__Exercise directions__. Only the number is wanted: how many lines in the data contain "Speed"?

╔══

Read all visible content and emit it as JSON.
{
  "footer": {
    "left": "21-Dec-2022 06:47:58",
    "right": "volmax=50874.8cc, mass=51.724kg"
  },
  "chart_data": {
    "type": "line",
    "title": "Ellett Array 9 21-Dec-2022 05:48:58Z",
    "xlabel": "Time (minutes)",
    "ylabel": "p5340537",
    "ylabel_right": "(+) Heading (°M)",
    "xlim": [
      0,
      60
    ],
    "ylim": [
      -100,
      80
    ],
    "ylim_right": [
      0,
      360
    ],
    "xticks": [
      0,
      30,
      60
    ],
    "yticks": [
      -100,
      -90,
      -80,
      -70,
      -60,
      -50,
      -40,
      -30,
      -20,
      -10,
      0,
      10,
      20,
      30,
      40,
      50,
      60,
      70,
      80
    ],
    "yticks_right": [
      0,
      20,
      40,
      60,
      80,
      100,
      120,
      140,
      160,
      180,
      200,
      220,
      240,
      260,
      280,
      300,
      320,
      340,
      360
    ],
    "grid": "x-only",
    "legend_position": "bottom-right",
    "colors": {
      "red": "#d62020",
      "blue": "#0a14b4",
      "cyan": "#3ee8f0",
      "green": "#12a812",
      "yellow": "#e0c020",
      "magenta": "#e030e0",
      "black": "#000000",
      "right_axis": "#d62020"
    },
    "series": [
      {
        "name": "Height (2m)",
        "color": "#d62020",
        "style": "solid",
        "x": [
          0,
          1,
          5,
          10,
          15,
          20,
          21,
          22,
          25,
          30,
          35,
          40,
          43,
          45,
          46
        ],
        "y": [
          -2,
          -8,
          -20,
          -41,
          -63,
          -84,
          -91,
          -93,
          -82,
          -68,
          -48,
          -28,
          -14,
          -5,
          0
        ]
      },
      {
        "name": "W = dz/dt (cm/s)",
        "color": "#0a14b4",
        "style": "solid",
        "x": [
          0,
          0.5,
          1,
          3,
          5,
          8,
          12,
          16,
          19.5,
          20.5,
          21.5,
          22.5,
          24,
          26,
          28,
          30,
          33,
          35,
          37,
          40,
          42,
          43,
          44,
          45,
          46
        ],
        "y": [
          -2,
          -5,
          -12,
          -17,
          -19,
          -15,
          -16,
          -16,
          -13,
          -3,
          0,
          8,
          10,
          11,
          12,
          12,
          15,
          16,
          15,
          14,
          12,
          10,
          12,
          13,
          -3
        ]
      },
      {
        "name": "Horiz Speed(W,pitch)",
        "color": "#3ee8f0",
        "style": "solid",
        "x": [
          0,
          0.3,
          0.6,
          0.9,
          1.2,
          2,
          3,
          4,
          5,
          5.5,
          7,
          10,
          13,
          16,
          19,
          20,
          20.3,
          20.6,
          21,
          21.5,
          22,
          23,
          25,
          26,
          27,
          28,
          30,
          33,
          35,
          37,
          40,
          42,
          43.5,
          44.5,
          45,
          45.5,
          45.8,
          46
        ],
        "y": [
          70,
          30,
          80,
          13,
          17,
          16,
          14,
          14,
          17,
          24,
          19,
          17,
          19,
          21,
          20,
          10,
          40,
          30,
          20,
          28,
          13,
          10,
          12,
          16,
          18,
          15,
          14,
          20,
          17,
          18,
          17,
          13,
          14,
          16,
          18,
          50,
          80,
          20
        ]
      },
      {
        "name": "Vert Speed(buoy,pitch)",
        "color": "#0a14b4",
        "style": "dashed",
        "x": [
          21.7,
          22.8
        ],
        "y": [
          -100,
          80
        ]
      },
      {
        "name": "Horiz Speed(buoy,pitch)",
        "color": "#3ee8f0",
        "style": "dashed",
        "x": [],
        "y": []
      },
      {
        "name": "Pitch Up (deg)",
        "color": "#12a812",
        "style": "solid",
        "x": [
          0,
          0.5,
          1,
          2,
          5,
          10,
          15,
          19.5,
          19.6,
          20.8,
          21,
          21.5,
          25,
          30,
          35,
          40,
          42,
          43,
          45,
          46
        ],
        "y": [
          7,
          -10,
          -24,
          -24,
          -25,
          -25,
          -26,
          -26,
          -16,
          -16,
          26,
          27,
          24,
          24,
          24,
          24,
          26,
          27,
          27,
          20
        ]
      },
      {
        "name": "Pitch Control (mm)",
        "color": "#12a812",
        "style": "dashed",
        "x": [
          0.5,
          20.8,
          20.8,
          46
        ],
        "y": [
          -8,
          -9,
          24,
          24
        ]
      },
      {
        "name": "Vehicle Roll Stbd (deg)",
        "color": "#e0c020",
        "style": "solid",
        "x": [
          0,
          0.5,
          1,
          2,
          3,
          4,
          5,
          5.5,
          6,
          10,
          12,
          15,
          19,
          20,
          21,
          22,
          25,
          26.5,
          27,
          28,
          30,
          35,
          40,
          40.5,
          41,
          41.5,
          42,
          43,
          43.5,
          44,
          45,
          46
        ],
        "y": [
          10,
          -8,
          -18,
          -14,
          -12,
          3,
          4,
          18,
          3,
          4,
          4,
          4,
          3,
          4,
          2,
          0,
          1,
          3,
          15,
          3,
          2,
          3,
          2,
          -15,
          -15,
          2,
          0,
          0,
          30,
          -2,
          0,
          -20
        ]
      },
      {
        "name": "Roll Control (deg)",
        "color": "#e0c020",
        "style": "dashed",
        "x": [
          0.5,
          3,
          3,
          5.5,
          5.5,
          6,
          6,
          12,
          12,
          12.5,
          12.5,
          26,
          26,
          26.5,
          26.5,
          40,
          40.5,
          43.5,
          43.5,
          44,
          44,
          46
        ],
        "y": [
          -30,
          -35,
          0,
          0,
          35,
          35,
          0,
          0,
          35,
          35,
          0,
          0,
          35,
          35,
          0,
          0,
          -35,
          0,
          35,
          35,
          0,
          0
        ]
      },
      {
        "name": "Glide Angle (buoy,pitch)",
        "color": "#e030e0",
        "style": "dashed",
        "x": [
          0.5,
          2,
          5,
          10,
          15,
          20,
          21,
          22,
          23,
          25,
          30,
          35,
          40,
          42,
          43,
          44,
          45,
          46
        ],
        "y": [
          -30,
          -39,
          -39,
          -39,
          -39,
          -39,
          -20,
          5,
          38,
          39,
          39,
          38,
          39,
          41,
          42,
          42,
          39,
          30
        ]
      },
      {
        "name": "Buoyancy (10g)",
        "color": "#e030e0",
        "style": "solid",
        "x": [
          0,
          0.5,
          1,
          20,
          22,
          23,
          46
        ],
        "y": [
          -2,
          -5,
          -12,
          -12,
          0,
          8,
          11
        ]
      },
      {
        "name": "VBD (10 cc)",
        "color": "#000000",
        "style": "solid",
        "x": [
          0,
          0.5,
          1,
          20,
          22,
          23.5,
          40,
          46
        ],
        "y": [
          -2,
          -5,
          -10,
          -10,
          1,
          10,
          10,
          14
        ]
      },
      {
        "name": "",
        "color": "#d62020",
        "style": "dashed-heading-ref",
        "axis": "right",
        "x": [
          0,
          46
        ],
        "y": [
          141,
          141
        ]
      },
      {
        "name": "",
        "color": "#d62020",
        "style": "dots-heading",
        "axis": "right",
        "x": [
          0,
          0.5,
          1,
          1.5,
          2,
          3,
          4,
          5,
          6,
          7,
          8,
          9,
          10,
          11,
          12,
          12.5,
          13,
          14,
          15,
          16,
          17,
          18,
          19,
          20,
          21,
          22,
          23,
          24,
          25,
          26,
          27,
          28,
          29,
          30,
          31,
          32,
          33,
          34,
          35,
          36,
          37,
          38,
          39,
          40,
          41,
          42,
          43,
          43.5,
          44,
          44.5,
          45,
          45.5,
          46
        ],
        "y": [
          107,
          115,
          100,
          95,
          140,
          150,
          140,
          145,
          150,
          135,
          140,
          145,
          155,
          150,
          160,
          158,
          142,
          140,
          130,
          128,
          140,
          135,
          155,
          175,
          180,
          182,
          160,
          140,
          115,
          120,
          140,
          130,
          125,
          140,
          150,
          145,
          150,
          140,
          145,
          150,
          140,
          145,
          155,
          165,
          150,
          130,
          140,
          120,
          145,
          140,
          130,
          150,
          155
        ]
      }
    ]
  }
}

╚══

__Output for this task__. 3